Entries taken from a collection:
__________
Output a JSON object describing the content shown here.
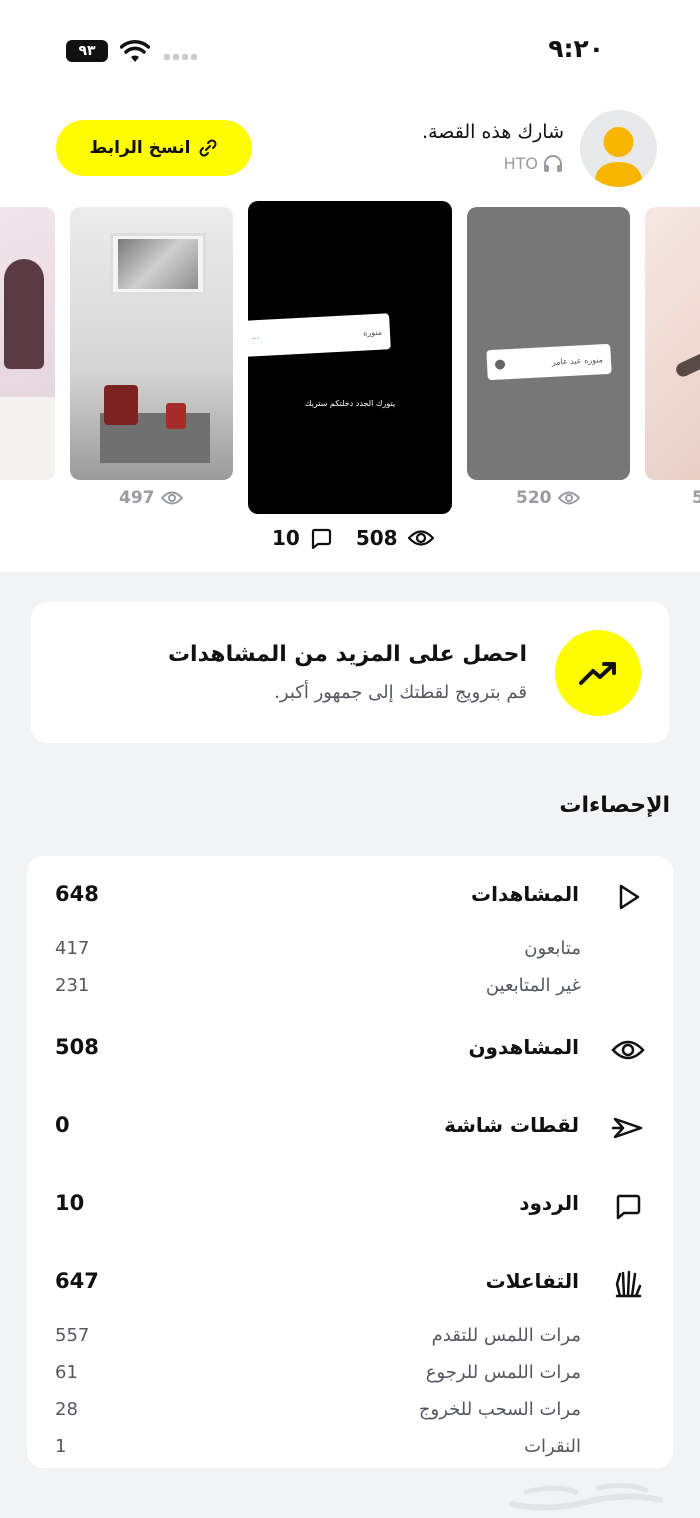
{
  "status_bar": {
    "time": "٩:٢٠",
    "battery": "٩٣"
  },
  "header": {
    "copy_link_label": "انسخ الرابط",
    "share_title": "شارك هذه القصة.",
    "share_subtitle": "HTO"
  },
  "stories": [
    {
      "views": ""
    },
    {
      "views": "497"
    },
    {
      "views": "508",
      "replies": "10",
      "caption": "يتورك الجدد دخلتكم ستريك",
      "sticker": "منوره"
    },
    {
      "views": "520",
      "sticker": "منوره عبد عامر"
    },
    {
      "views": "5"
    }
  ],
  "promo": {
    "title": "احصل على المزيد من المشاهدات",
    "subtitle": "قم بترويج لقطتك إلى جمهور أكبر."
  },
  "insights": {
    "title": "الإحصاءات",
    "views": {
      "label": "المشاهدات",
      "value": "648"
    },
    "followers": {
      "label": "متابعون",
      "value": "417"
    },
    "non_followers": {
      "label": "غير المتابعين",
      "value": "231"
    },
    "viewers": {
      "label": "المشاهدون",
      "value": "508"
    },
    "screenshots": {
      "label": "لقطات شاشة",
      "value": "0"
    },
    "replies": {
      "label": "الردود",
      "value": "10"
    },
    "interactions": {
      "label": "التفاعلات",
      "value": "647"
    },
    "taps_forward": {
      "label": "مرات اللمس للتقدم",
      "value": "557"
    },
    "taps_back": {
      "label": "مرات اللمس للرجوع",
      "value": "61"
    },
    "swipe_exit": {
      "label": "مرات السحب للخروج",
      "value": "28"
    },
    "clicks": {
      "label": "النقرات",
      "value": "1"
    }
  },
  "colors": {
    "accent_yellow": "#fffc00",
    "background": "#f2f3f5"
  }
}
__________
Work to complete ▸
Nothing in the entries should change as you copy them, except that the pictures are left out.

Solution to this problem ▸
Output a JSON object describing the content shown here.
{
  "status_bar": {
    "time": "٩:٢٠",
    "battery": "٩٣"
  },
  "header": {
    "copy_link_label": "انسخ الرابط",
    "share_title": "شارك هذه القصة.",
    "share_subtitle": "HTO"
  },
  "stories": [
    {
      "views": ""
    },
    {
      "views": "497"
    },
    {
      "views": "508",
      "replies": "10",
      "caption": "يتورك الجدد دخلتكم ستريك",
      "sticker": "منوره"
    },
    {
      "views": "520",
      "sticker": "منوره عبد عامر"
    },
    {
      "views": "5"
    }
  ],
  "promo": {
    "title": "احصل على المزيد من المشاهدات",
    "subtitle": "قم بترويج لقطتك إلى جمهور أكبر."
  },
  "insights": {
    "title": "الإحصاءات",
    "views": {
      "label": "المشاهدات",
      "value": "648"
    },
    "followers": {
      "label": "متابعون",
      "value": "417"
    },
    "non_followers": {
      "label": "غير المتابعين",
      "value": "231"
    },
    "viewers": {
      "label": "المشاهدون",
      "value": "508"
    },
    "screenshots": {
      "label": "لقطات شاشة",
      "value": "0"
    },
    "replies": {
      "label": "الردود",
      "value": "10"
    },
    "interactions": {
      "label": "التفاعلات",
      "value": "647"
    },
    "taps_forward": {
      "label": "مرات اللمس للتقدم",
      "value": "557"
    },
    "taps_back": {
      "label": "مرات اللمس للرجوع",
      "value": "61"
    },
    "swipe_exit": {
      "label": "مرات السحب للخروج",
      "value": "28"
    },
    "clicks": {
      "label": "النقرات",
      "value": "1"
    }
  },
  "colors": {
    "accent_yellow": "#fffc00",
    "background": "#f2f3f5"
  }
}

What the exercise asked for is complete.